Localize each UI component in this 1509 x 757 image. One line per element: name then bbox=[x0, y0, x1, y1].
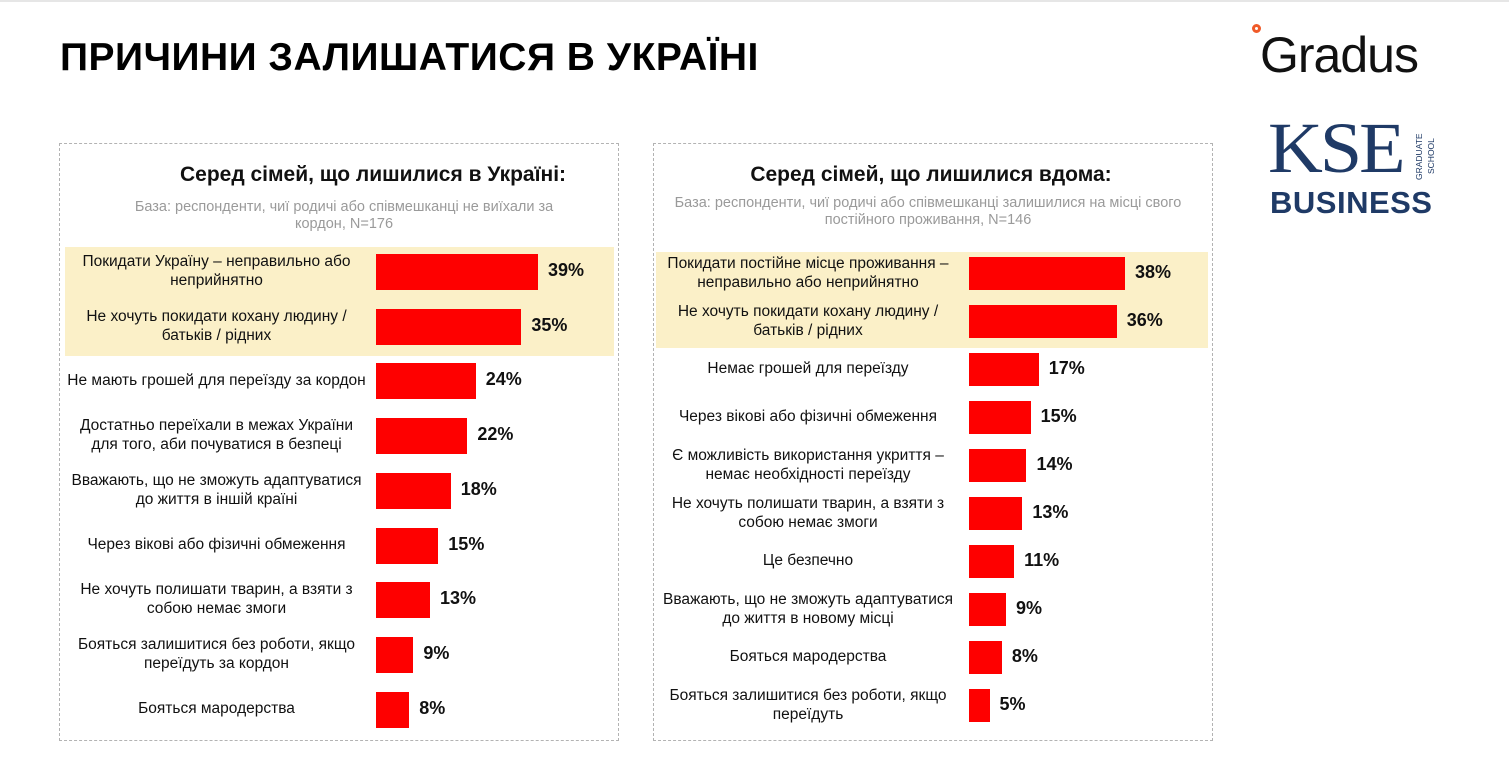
bar-value-label: 14% bbox=[1036, 453, 1073, 474]
top-divider bbox=[0, 0, 1509, 2]
bar-value-label: 11% bbox=[1024, 549, 1060, 570]
bar-category-label: Вважають, що не зможуть адаптуватися до … bbox=[663, 590, 953, 627]
bar-value-label: 13% bbox=[440, 588, 477, 609]
bar-row: Бояться залишитися без роботи, якщо пере… bbox=[60, 635, 618, 673]
bar-row: Є можливість використання укриття – нема… bbox=[654, 446, 1212, 483]
gradus-logo: Gradus bbox=[1250, 22, 1460, 84]
bar-row: Немає грошей для переїзду 17% bbox=[654, 353, 1212, 386]
bar-category-label: Бояться залишитися без роботи, якщо пере… bbox=[669, 686, 947, 723]
bar-row: Не хочуть покидати кохану людину / батьк… bbox=[654, 302, 1212, 339]
bar bbox=[969, 353, 1039, 386]
bar bbox=[969, 689, 990, 722]
bar bbox=[376, 418, 468, 455]
bar-category-label: Бояться мародерства bbox=[138, 700, 295, 718]
bar-category-label: Вважають, що не зможуть адаптуватися до … bbox=[71, 471, 362, 508]
bar-row: Бояться мародерства 8% bbox=[654, 641, 1212, 674]
bar bbox=[376, 363, 476, 400]
bar-value-label: 18% bbox=[460, 478, 497, 499]
bar bbox=[376, 636, 414, 673]
bar bbox=[969, 593, 1006, 626]
kse-business-logo: KSE GRADUATE SCHOOL BUSINESS bbox=[1268, 112, 1458, 222]
bar-category-label: Бояться мародерства bbox=[729, 648, 887, 666]
bar bbox=[376, 254, 538, 290]
bar-row: Достатньо переїхали в межах України для … bbox=[60, 417, 618, 455]
chart-panel-at-home: Серед сімей, що лишилися вдома: База: ре… bbox=[653, 143, 1213, 741]
bar-category-label: Покидати постійне місце проживання – неп… bbox=[667, 254, 949, 291]
bar bbox=[969, 641, 1002, 674]
bar-row: Не хочуть покидати кохану людину / батьк… bbox=[60, 307, 618, 345]
bar-category-label: Не хочуть полишати тварин, а взяти з соб… bbox=[671, 494, 945, 531]
gradus-dot-icon bbox=[1252, 24, 1261, 33]
bar bbox=[376, 472, 451, 509]
bar-category-label: Через вікові або фізичні обмеження bbox=[678, 408, 938, 426]
chart-base-note: База: респонденти, чиї родичі або співме… bbox=[674, 195, 1182, 228]
bar-value-label: 8% bbox=[1011, 645, 1038, 666]
kse-graduate-school: GRADUATE SCHOOL bbox=[1414, 118, 1454, 186]
bar-value-label: 15% bbox=[1040, 405, 1077, 426]
bar-row: Це безпечно 11% bbox=[654, 545, 1212, 578]
bar-value-label: 22% bbox=[477, 424, 514, 445]
bar-row: Через вікові або фізичні обмеження 15% bbox=[60, 527, 618, 564]
gradus-logo-text: Gradus bbox=[1260, 27, 1419, 83]
chart-panel-in-ukraine: Серед сімей, що лишилися в Україні: База… bbox=[59, 143, 619, 741]
bar-category-label: Покидати Україну – неправильно або непри… bbox=[82, 253, 351, 289]
bar bbox=[969, 497, 1023, 530]
bar-value-label: 15% bbox=[448, 533, 485, 554]
bar bbox=[969, 257, 1125, 290]
bar-value-label: 39% bbox=[548, 260, 585, 280]
bar-row: Вважають, що не зможуть адаптуватися до … bbox=[654, 590, 1212, 627]
bar-value-label: 13% bbox=[1032, 501, 1069, 522]
bar bbox=[376, 527, 439, 564]
bar-row: Через вікові або фізичні обмеження 15% bbox=[654, 401, 1212, 434]
bar-value-label: 35% bbox=[531, 314, 568, 335]
bar-value-label: 17% bbox=[1048, 357, 1085, 378]
bar-category-label: Немає грошей для переїзду bbox=[707, 360, 909, 378]
bar-row: Не мають грошей для переїзду за кордон 24… bbox=[60, 363, 618, 400]
bar-value-label: 8% bbox=[419, 697, 446, 718]
bar bbox=[376, 308, 522, 345]
bar-category-label: Не мають грошей для переїзду за кордон bbox=[67, 371, 366, 389]
bar-category-label: Бояться залишитися без роботи, якщо пере… bbox=[77, 635, 356, 672]
bar-row: Не хочуть полишати тварин, а взяти з соб… bbox=[654, 494, 1212, 531]
bar-value-label: 36% bbox=[1126, 309, 1163, 330]
bar-row: Вважають, що не зможуть адаптуватися до … bbox=[60, 471, 618, 509]
bar-category-label: Не хочуть покидати кохану людину / батьк… bbox=[677, 302, 939, 339]
chart-base-note: База: респонденти, чиї родичі або співме… bbox=[134, 199, 554, 232]
bar-category-label: Достатньо переїхали в межах України для … bbox=[79, 417, 354, 454]
bar-category-label: Це безпечно bbox=[762, 552, 854, 570]
chart-title: Серед сімей, що лишилися вдома: bbox=[750, 163, 1112, 186]
bar-category-label: Не хочуть покидати кохану людину / батьк… bbox=[86, 307, 347, 344]
bar-category-label: Через вікові або фізичні обмеження bbox=[87, 536, 346, 554]
bar bbox=[969, 545, 1015, 578]
bar bbox=[376, 582, 430, 619]
bar-value-label: 9% bbox=[423, 642, 450, 663]
kse-logo-text: KSE bbox=[1268, 108, 1406, 188]
page-title: ПРИЧИНИ ЗАЛИШАТИСЯ В УКРАЇНІ bbox=[60, 36, 759, 79]
bar bbox=[969, 449, 1027, 482]
bar bbox=[376, 691, 410, 728]
kse-school-line2: SCHOOL bbox=[1426, 138, 1436, 174]
bar-row: Бояться залишитися без роботи, якщо пере… bbox=[654, 686, 1212, 723]
bar-row: Бояться мародерства 8% bbox=[60, 691, 618, 728]
bar-row: Не хочуть полишати тварин, а взяти з соб… bbox=[60, 581, 618, 619]
bar-value-label: 38% bbox=[1135, 261, 1172, 282]
bar-row: Покидати постійне місце проживання – неп… bbox=[654, 254, 1212, 291]
bar bbox=[969, 305, 1117, 338]
bar-value-label: 9% bbox=[1015, 597, 1042, 618]
bar-value-label: 24% bbox=[485, 369, 522, 390]
kse-school-line1: GRADUATE bbox=[1414, 133, 1424, 180]
bar-row: Покидати Україну – неправильно або непри… bbox=[60, 253, 618, 290]
bar-category-label: Не хочуть полишати тварин, а взяти з соб… bbox=[80, 581, 353, 618]
chart-title: Серед сімей, що лишилися в Україні: bbox=[179, 163, 567, 186]
kse-business-text: BUSINESS bbox=[1270, 185, 1433, 220]
bar-category-label: Є можливість використання укриття – нема… bbox=[672, 446, 944, 483]
bar-value-label: 5% bbox=[999, 693, 1026, 714]
bar bbox=[969, 401, 1031, 434]
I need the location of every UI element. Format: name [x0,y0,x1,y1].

--------------------

*Exercise directions:*
Copy every line above word for word, leaving out the pictures.

*Full output:*
Localize each UI component in this 1509 x 757 image. One line per element: name then bbox=[x0, y0, x1, y1].
bar-value-label: 14% bbox=[1036, 453, 1073, 474]
top-divider bbox=[0, 0, 1509, 2]
bar-value-label: 11% bbox=[1024, 549, 1060, 570]
bar-category-label: Вважають, що не зможуть адаптуватися до … bbox=[663, 590, 953, 627]
bar-value-label: 13% bbox=[440, 588, 477, 609]
bar-row: Бояться залишитися без роботи, якщо пере… bbox=[60, 635, 618, 673]
bar-row: Є можливість використання укриття – нема… bbox=[654, 446, 1212, 483]
gradus-logo: Gradus bbox=[1250, 22, 1460, 84]
bar-row: Немає грошей для переїзду 17% bbox=[654, 353, 1212, 386]
bar-category-label: Бояться залишитися без роботи, якщо пере… bbox=[669, 686, 947, 723]
bar-row: Не хочуть покидати кохану людину / батьк… bbox=[654, 302, 1212, 339]
bar bbox=[969, 353, 1039, 386]
bar bbox=[969, 689, 990, 722]
bar bbox=[376, 418, 468, 455]
bar-category-label: Бояться мародерства bbox=[138, 700, 295, 718]
bar-category-label: Вважають, що не зможуть адаптуватися до … bbox=[71, 471, 362, 508]
bar-row: Бояться мародерства 8% bbox=[654, 641, 1212, 674]
bar bbox=[376, 363, 476, 400]
bar-value-label: 18% bbox=[460, 478, 497, 499]
bar bbox=[376, 636, 414, 673]
bar bbox=[969, 593, 1006, 626]
kse-business-logo: KSE GRADUATE SCHOOL BUSINESS bbox=[1268, 112, 1458, 222]
bar-category-label: Бояться мародерства bbox=[729, 648, 887, 666]
bar bbox=[376, 254, 538, 290]
bar-row: Достатньо переїхали в межах України для … bbox=[60, 417, 618, 455]
chart-panel-at-home: Серед сімей, що лишилися вдома: База: ре… bbox=[653, 143, 1213, 741]
bar-category-label: Покидати постійне місце проживання – неп… bbox=[667, 254, 949, 291]
bar bbox=[969, 641, 1002, 674]
bar-row: Не хочуть покидати кохану людину / батьк… bbox=[60, 307, 618, 345]
bar-category-label: Не хочуть полишати тварин, а взяти з соб… bbox=[671, 494, 945, 531]
gradus-dot-icon bbox=[1252, 24, 1261, 33]
bar bbox=[376, 472, 451, 509]
bar-category-label: Через вікові або фізичні обмеження bbox=[678, 408, 938, 426]
chart-base-note: База: респонденти, чиї родичі або співме… bbox=[674, 195, 1182, 228]
bar-value-label: 8% bbox=[1011, 645, 1038, 666]
kse-graduate-school: GRADUATE SCHOOL bbox=[1414, 118, 1454, 186]
bar-value-label: 15% bbox=[1040, 405, 1077, 426]
bar-row: Це безпечно 11% bbox=[654, 545, 1212, 578]
bar-value-label: 22% bbox=[477, 424, 514, 445]
bar-row: Через вікові або фізичні обмеження 15% bbox=[60, 527, 618, 564]
gradus-logo-text: Gradus bbox=[1260, 27, 1419, 83]
chart-panel-in-ukraine: Серед сімей, що лишилися в Україні: База… bbox=[59, 143, 619, 741]
bar-category-label: Покидати Україну – неправильно або непри… bbox=[82, 253, 351, 289]
bar bbox=[969, 497, 1023, 530]
bar-value-label: 15% bbox=[448, 533, 485, 554]
bar bbox=[969, 257, 1125, 290]
bar-value-label: 39% bbox=[548, 260, 585, 280]
bar-row: Вважають, що не зможуть адаптуватися до … bbox=[654, 590, 1212, 627]
bar-value-label: 13% bbox=[1032, 501, 1069, 522]
bar bbox=[376, 527, 439, 564]
bar-row: Через вікові або фізичні обмеження 15% bbox=[654, 401, 1212, 434]
bar-value-label: 35% bbox=[531, 314, 568, 335]
bar-value-label: 17% bbox=[1048, 357, 1085, 378]
bar-category-label: Немає грошей для переїзду bbox=[707, 360, 909, 378]
bar-row: Не мають грошей для переїзду за кордон 24… bbox=[60, 363, 618, 400]
bar-value-label: 8% bbox=[419, 697, 446, 718]
bar bbox=[376, 308, 522, 345]
bar-category-label: Не мають грошей для переїзду за кордон bbox=[67, 371, 366, 389]
bar-category-label: Бояться залишитися без роботи, якщо пере… bbox=[77, 635, 356, 672]
bar-row: Не хочуть полишати тварин, а взяти з соб… bbox=[654, 494, 1212, 531]
bar-value-label: 36% bbox=[1126, 309, 1163, 330]
bar-row: Вважають, що не зможуть адаптуватися до … bbox=[60, 471, 618, 509]
bar-category-label: Не хочуть покидати кохану людину / батьк… bbox=[677, 302, 939, 339]
chart-base-note: База: респонденти, чиї родичі або співме… bbox=[134, 199, 554, 232]
bar-category-label: Достатньо переїхали в межах України для … bbox=[79, 417, 354, 454]
bar-category-label: Це безпечно bbox=[762, 552, 854, 570]
chart-title: Серед сімей, що лишилися вдома: bbox=[750, 163, 1112, 186]
bar-category-label: Не хочуть покидати кохану людину / батьк… bbox=[86, 307, 347, 344]
bar-category-label: Через вікові або фізичні обмеження bbox=[87, 536, 346, 554]
bar bbox=[969, 545, 1015, 578]
bar bbox=[376, 582, 430, 619]
bar-value-label: 9% bbox=[423, 642, 450, 663]
kse-logo-text: KSE bbox=[1268, 108, 1406, 188]
page-title: ПРИЧИНИ ЗАЛИШАТИСЯ В УКРАЇНІ bbox=[60, 36, 759, 79]
bar bbox=[969, 449, 1027, 482]
bar bbox=[376, 691, 410, 728]
kse-school-line2: SCHOOL bbox=[1426, 138, 1436, 174]
bar-row: Бояться залишитися без роботи, якщо пере… bbox=[654, 686, 1212, 723]
bar-row: Бояться мародерства 8% bbox=[60, 691, 618, 728]
bar-row: Не хочуть полишати тварин, а взяти з соб… bbox=[60, 581, 618, 619]
bar-value-label: 38% bbox=[1135, 261, 1172, 282]
bar-row: Покидати постійне місце проживання – неп… bbox=[654, 254, 1212, 291]
bar bbox=[969, 305, 1117, 338]
bar-value-label: 9% bbox=[1015, 597, 1042, 618]
bar-value-label: 24% bbox=[485, 369, 522, 390]
kse-school-line1: GRADUATE bbox=[1414, 133, 1424, 180]
bar-row: Покидати Україну – неправильно або непри… bbox=[60, 253, 618, 290]
bar-category-label: Не хочуть полишати тварин, а взяти з соб… bbox=[80, 581, 353, 618]
chart-title: Серед сімей, що лишилися в Україні: bbox=[179, 163, 567, 186]
kse-business-text: BUSINESS bbox=[1270, 185, 1433, 220]
bar-category-label: Є можливість використання укриття – нема… bbox=[672, 446, 944, 483]
bar-value-label: 5% bbox=[999, 693, 1026, 714]
bar bbox=[969, 401, 1031, 434]
I need the location of every UI element. Format: name [x0,y0,x1,y1].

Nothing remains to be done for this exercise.